## [WHAT THE EXERCISE ASKS]
Write out the material again word for word, dropping any images it holds.

## [EXERCISE INPUT]
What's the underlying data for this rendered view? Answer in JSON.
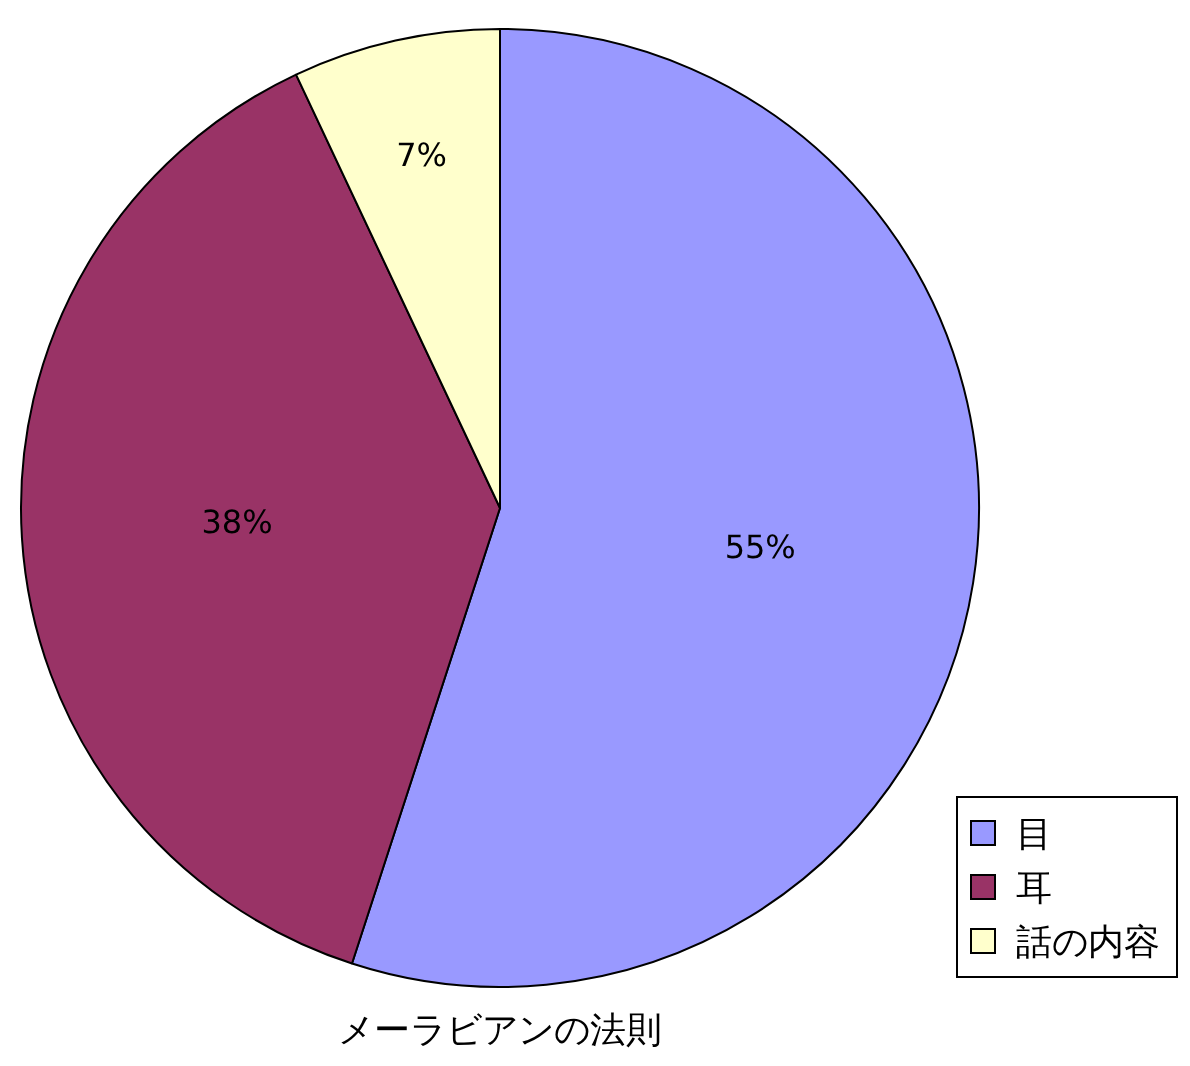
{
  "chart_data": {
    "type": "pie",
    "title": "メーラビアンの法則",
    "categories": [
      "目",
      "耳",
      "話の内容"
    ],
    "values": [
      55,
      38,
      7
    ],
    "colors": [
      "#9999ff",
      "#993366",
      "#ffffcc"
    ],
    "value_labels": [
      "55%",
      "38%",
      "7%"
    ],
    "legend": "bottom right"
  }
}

## [SOLUTION TO THE EXERCISE]
What's the underlying data for this rendered view? Answer in JSON.
{
  "chart_data": {
    "type": "pie",
    "title": "メーラビアンの法則",
    "categories": [
      "目",
      "耳",
      "話の内容"
    ],
    "values": [
      55,
      38,
      7
    ],
    "colors": [
      "#9999ff",
      "#993366",
      "#ffffcc"
    ],
    "value_labels": [
      "55%",
      "38%",
      "7%"
    ],
    "legend": "bottom right"
  }
}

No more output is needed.